Start

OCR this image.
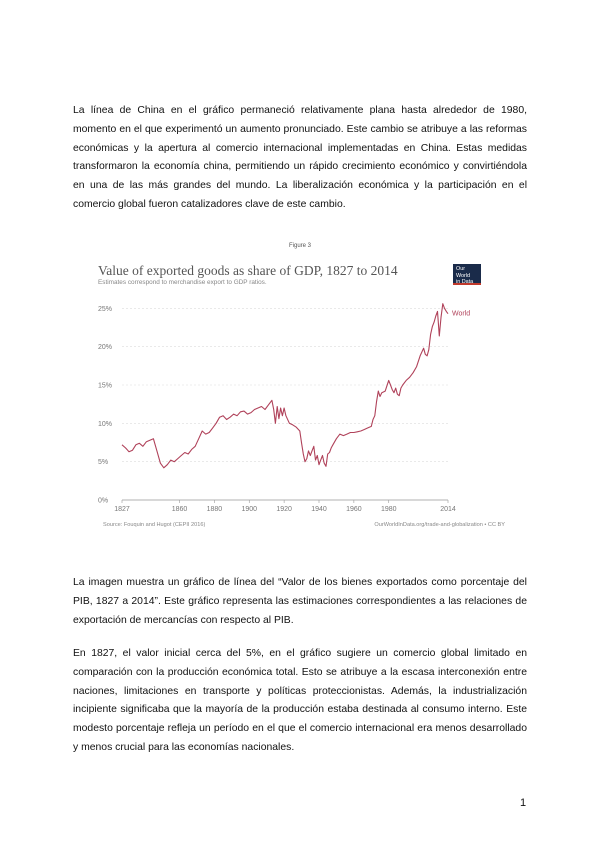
La línea de China en el gráfico permaneció relativamente plana hasta alrededor de 1980, momento en el que experimentó un aumento pronunciado. Este cambio se atribuye a las reformas económicas y la apertura al comercio internacional implementadas en China. Estas medidas transformaron la economía china, permitiendo un rápido crecimiento económico y convirtiéndola en una de las más grandes del mundo. La liberalización económica y la participación en el comercio global fueron catalizadores clave de este cambio.

Figure 3
Value of exported goods as share of GDP, 1827 to 2014
Estimates correspond to merchandise export to GDP ratios.
Our World
in Data
0%
5%
10%
15%
20%
25%
1827	1860	1880	1900	1920	1940	1960	1980	2014
World
Source: Fouquin and Hugot (CEPII 2016)	OurWorldInData.org/trade-and-globalization • CC BY

La imagen muestra un gráfico de línea del “Valor de los bienes exportados como porcentaje del PIB, 1827 a 2014”. Este gráfico representa las estimaciones correspondientes a las relaciones de exportación de mercancías con respecto al PIB.

En 1827, el valor inicial cerca del 5%, en el gráfico sugiere un comercio global limitado en comparación con la producción económica total. Esto se atribuye a la escasa interconexión entre naciones, limitaciones en transporte y políticas proteccionistas. Además, la industrialización incipiente significaba que la mayoría de la producción estaba destinada al consumo interno. Este modesto porcentaje refleja un período en el que el comercio internacional era menos desarrollado y menos crucial para las economías nacionales.

1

End

_Task brief:_ Reproduce each entry verbatim, excluding any embedded images.

_Answer below:_
OCR this image.
La línea de China en el gráfico permaneció relativamente plana hasta alrededor de 1980, momento en el que experimentó un aumento pronunciado. Este cambio se atribuye a las reformas económicas y la apertura al comercio internacional implementadas en China. Estas medidas transformaron la economía china, permitiendo un rápido crecimiento económico y convirtiéndola en una de las más grandes del mundo. La liberalización económica y la participación en el comercio global fueron catalizadores clave de este cambio.

Figure 3
Value of exported goods as share of GDP, 1827 to 2014
Estimates correspond to merchandise export to GDP ratios.
Our World
in Data
0%
5%
10%
15%
20%
25%
1827	1860	1880	1900	1920	1940	1960	1980	2014
World
Source: Fouquin and Hugot (CEPII 2016)	OurWorldInData.org/trade-and-globalization • CC BY

La imagen muestra un gráfico de línea del “Valor de los bienes exportados como porcentaje del PIB, 1827 a 2014”. Este gráfico representa las estimaciones correspondientes a las relaciones de exportación de mercancías con respecto al PIB.

En 1827, el valor inicial cerca del 5%, en el gráfico sugiere un comercio global limitado en comparación con la producción económica total. Esto se atribuye a la escasa interconexión entre naciones, limitaciones en transporte y políticas proteccionistas. Además, la industrialización incipiente significaba que la mayoría de la producción estaba destinada al consumo interno. Este modesto porcentaje refleja un período en el que el comercio internacional era menos desarrollado y menos crucial para las economías nacionales.

1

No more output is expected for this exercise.